Input material =>
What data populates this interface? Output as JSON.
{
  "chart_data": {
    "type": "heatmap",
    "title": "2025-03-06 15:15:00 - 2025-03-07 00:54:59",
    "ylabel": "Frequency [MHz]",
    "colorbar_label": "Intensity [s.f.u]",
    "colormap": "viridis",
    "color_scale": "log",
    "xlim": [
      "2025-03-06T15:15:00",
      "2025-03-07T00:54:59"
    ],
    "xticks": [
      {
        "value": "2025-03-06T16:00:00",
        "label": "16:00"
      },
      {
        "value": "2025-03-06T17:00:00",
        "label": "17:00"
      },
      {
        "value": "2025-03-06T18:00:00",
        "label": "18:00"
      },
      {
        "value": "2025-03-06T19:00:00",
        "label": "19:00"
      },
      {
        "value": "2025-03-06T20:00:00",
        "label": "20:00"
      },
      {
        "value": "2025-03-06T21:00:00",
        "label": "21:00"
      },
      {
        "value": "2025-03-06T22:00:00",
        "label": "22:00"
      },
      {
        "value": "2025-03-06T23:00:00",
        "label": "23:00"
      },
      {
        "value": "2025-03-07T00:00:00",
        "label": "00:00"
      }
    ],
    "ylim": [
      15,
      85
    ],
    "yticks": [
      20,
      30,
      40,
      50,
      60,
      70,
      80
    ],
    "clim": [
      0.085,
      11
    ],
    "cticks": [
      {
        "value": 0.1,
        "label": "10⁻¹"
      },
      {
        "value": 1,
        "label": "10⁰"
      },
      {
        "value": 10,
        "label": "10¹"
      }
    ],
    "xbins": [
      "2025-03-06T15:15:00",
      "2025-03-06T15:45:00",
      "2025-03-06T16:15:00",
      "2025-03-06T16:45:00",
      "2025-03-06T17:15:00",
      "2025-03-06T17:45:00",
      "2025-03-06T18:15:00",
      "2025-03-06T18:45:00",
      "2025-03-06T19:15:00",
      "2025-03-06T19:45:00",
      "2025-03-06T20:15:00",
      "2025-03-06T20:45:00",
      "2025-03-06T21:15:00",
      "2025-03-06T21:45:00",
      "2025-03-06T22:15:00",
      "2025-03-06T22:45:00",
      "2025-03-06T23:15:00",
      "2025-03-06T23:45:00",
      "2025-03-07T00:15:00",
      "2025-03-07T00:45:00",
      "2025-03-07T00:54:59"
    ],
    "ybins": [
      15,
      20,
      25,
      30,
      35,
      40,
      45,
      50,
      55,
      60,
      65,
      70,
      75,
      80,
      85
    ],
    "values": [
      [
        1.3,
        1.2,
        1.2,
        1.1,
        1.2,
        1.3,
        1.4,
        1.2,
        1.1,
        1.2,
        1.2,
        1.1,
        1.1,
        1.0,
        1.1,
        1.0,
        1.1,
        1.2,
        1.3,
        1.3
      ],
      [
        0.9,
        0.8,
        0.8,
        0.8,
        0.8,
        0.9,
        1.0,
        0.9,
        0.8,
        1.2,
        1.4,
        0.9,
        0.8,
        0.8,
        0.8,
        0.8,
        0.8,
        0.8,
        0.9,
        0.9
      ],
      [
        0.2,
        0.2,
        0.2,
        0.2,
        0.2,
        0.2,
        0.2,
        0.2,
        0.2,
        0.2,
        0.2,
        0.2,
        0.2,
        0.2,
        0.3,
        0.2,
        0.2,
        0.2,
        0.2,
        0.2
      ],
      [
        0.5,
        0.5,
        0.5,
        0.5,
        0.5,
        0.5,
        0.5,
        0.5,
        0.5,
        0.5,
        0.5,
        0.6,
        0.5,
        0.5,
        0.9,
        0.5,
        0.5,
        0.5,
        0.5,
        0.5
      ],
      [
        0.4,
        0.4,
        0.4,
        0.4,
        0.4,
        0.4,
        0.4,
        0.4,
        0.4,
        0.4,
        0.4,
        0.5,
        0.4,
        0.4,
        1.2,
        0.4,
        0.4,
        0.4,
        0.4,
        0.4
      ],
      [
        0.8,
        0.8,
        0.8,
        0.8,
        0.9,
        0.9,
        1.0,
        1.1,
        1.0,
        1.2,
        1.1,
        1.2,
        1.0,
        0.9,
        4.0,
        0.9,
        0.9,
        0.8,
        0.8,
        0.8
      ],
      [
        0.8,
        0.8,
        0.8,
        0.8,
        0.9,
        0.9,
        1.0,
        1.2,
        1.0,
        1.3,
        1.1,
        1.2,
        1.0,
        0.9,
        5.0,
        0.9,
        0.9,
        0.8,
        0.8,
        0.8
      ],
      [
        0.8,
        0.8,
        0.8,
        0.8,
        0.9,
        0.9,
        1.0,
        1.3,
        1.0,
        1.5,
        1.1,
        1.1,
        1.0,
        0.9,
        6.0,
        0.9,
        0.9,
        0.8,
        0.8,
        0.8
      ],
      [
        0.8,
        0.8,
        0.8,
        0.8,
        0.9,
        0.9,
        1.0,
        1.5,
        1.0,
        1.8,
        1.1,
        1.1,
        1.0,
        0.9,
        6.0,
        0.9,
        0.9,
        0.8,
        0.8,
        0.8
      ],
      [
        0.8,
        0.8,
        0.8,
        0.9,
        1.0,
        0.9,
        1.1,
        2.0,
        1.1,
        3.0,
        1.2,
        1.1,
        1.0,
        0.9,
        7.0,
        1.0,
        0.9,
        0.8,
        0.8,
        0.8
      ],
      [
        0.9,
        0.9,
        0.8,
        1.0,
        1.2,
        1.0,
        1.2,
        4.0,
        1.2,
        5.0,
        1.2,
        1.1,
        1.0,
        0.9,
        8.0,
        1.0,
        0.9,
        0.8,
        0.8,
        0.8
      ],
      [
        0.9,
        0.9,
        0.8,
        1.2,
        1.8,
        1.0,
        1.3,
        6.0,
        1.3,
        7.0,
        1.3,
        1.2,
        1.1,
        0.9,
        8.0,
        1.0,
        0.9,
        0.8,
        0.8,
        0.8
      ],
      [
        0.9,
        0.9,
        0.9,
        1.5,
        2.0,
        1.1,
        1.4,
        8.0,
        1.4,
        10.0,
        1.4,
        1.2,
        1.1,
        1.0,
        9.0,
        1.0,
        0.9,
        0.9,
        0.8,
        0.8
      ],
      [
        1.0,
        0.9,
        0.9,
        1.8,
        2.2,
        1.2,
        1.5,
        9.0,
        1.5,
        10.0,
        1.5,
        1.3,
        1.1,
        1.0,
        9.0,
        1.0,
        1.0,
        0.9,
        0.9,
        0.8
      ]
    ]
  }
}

Request => Produce an exact copy of every entry above.

Reply to the task =>
What data populates this interface? Output as JSON.
{
  "chart_data": {
    "type": "heatmap",
    "title": "2025-03-06 15:15:00 - 2025-03-07 00:54:59",
    "ylabel": "Frequency [MHz]",
    "colorbar_label": "Intensity [s.f.u]",
    "colormap": "viridis",
    "color_scale": "log",
    "xlim": [
      "2025-03-06T15:15:00",
      "2025-03-07T00:54:59"
    ],
    "xticks": [
      {
        "value": "2025-03-06T16:00:00",
        "label": "16:00"
      },
      {
        "value": "2025-03-06T17:00:00",
        "label": "17:00"
      },
      {
        "value": "2025-03-06T18:00:00",
        "label": "18:00"
      },
      {
        "value": "2025-03-06T19:00:00",
        "label": "19:00"
      },
      {
        "value": "2025-03-06T20:00:00",
        "label": "20:00"
      },
      {
        "value": "2025-03-06T21:00:00",
        "label": "21:00"
      },
      {
        "value": "2025-03-06T22:00:00",
        "label": "22:00"
      },
      {
        "value": "2025-03-06T23:00:00",
        "label": "23:00"
      },
      {
        "value": "2025-03-07T00:00:00",
        "label": "00:00"
      }
    ],
    "ylim": [
      15,
      85
    ],
    "yticks": [
      20,
      30,
      40,
      50,
      60,
      70,
      80
    ],
    "clim": [
      0.085,
      11
    ],
    "cticks": [
      {
        "value": 0.1,
        "label": "10⁻¹"
      },
      {
        "value": 1,
        "label": "10⁰"
      },
      {
        "value": 10,
        "label": "10¹"
      }
    ],
    "xbins": [
      "2025-03-06T15:15:00",
      "2025-03-06T15:45:00",
      "2025-03-06T16:15:00",
      "2025-03-06T16:45:00",
      "2025-03-06T17:15:00",
      "2025-03-06T17:45:00",
      "2025-03-06T18:15:00",
      "2025-03-06T18:45:00",
      "2025-03-06T19:15:00",
      "2025-03-06T19:45:00",
      "2025-03-06T20:15:00",
      "2025-03-06T20:45:00",
      "2025-03-06T21:15:00",
      "2025-03-06T21:45:00",
      "2025-03-06T22:15:00",
      "2025-03-06T22:45:00",
      "2025-03-06T23:15:00",
      "2025-03-06T23:45:00",
      "2025-03-07T00:15:00",
      "2025-03-07T00:45:00",
      "2025-03-07T00:54:59"
    ],
    "ybins": [
      15,
      20,
      25,
      30,
      35,
      40,
      45,
      50,
      55,
      60,
      65,
      70,
      75,
      80,
      85
    ],
    "values": [
      [
        1.3,
        1.2,
        1.2,
        1.1,
        1.2,
        1.3,
        1.4,
        1.2,
        1.1,
        1.2,
        1.2,
        1.1,
        1.1,
        1.0,
        1.1,
        1.0,
        1.1,
        1.2,
        1.3,
        1.3
      ],
      [
        0.9,
        0.8,
        0.8,
        0.8,
        0.8,
        0.9,
        1.0,
        0.9,
        0.8,
        1.2,
        1.4,
        0.9,
        0.8,
        0.8,
        0.8,
        0.8,
        0.8,
        0.8,
        0.9,
        0.9
      ],
      [
        0.2,
        0.2,
        0.2,
        0.2,
        0.2,
        0.2,
        0.2,
        0.2,
        0.2,
        0.2,
        0.2,
        0.2,
        0.2,
        0.2,
        0.3,
        0.2,
        0.2,
        0.2,
        0.2,
        0.2
      ],
      [
        0.5,
        0.5,
        0.5,
        0.5,
        0.5,
        0.5,
        0.5,
        0.5,
        0.5,
        0.5,
        0.5,
        0.6,
        0.5,
        0.5,
        0.9,
        0.5,
        0.5,
        0.5,
        0.5,
        0.5
      ],
      [
        0.4,
        0.4,
        0.4,
        0.4,
        0.4,
        0.4,
        0.4,
        0.4,
        0.4,
        0.4,
        0.4,
        0.5,
        0.4,
        0.4,
        1.2,
        0.4,
        0.4,
        0.4,
        0.4,
        0.4
      ],
      [
        0.8,
        0.8,
        0.8,
        0.8,
        0.9,
        0.9,
        1.0,
        1.1,
        1.0,
        1.2,
        1.1,
        1.2,
        1.0,
        0.9,
        4.0,
        0.9,
        0.9,
        0.8,
        0.8,
        0.8
      ],
      [
        0.8,
        0.8,
        0.8,
        0.8,
        0.9,
        0.9,
        1.0,
        1.2,
        1.0,
        1.3,
        1.1,
        1.2,
        1.0,
        0.9,
        5.0,
        0.9,
        0.9,
        0.8,
        0.8,
        0.8
      ],
      [
        0.8,
        0.8,
        0.8,
        0.8,
        0.9,
        0.9,
        1.0,
        1.3,
        1.0,
        1.5,
        1.1,
        1.1,
        1.0,
        0.9,
        6.0,
        0.9,
        0.9,
        0.8,
        0.8,
        0.8
      ],
      [
        0.8,
        0.8,
        0.8,
        0.8,
        0.9,
        0.9,
        1.0,
        1.5,
        1.0,
        1.8,
        1.1,
        1.1,
        1.0,
        0.9,
        6.0,
        0.9,
        0.9,
        0.8,
        0.8,
        0.8
      ],
      [
        0.8,
        0.8,
        0.8,
        0.9,
        1.0,
        0.9,
        1.1,
        2.0,
        1.1,
        3.0,
        1.2,
        1.1,
        1.0,
        0.9,
        7.0,
        1.0,
        0.9,
        0.8,
        0.8,
        0.8
      ],
      [
        0.9,
        0.9,
        0.8,
        1.0,
        1.2,
        1.0,
        1.2,
        4.0,
        1.2,
        5.0,
        1.2,
        1.1,
        1.0,
        0.9,
        8.0,
        1.0,
        0.9,
        0.8,
        0.8,
        0.8
      ],
      [
        0.9,
        0.9,
        0.8,
        1.2,
        1.8,
        1.0,
        1.3,
        6.0,
        1.3,
        7.0,
        1.3,
        1.2,
        1.1,
        0.9,
        8.0,
        1.0,
        0.9,
        0.8,
        0.8,
        0.8
      ],
      [
        0.9,
        0.9,
        0.9,
        1.5,
        2.0,
        1.1,
        1.4,
        8.0,
        1.4,
        10.0,
        1.4,
        1.2,
        1.1,
        1.0,
        9.0,
        1.0,
        0.9,
        0.9,
        0.8,
        0.8
      ],
      [
        1.0,
        0.9,
        0.9,
        1.8,
        2.2,
        1.2,
        1.5,
        9.0,
        1.5,
        10.0,
        1.5,
        1.3,
        1.1,
        1.0,
        9.0,
        1.0,
        1.0,
        0.9,
        0.9,
        0.8
      ]
    ]
  }
}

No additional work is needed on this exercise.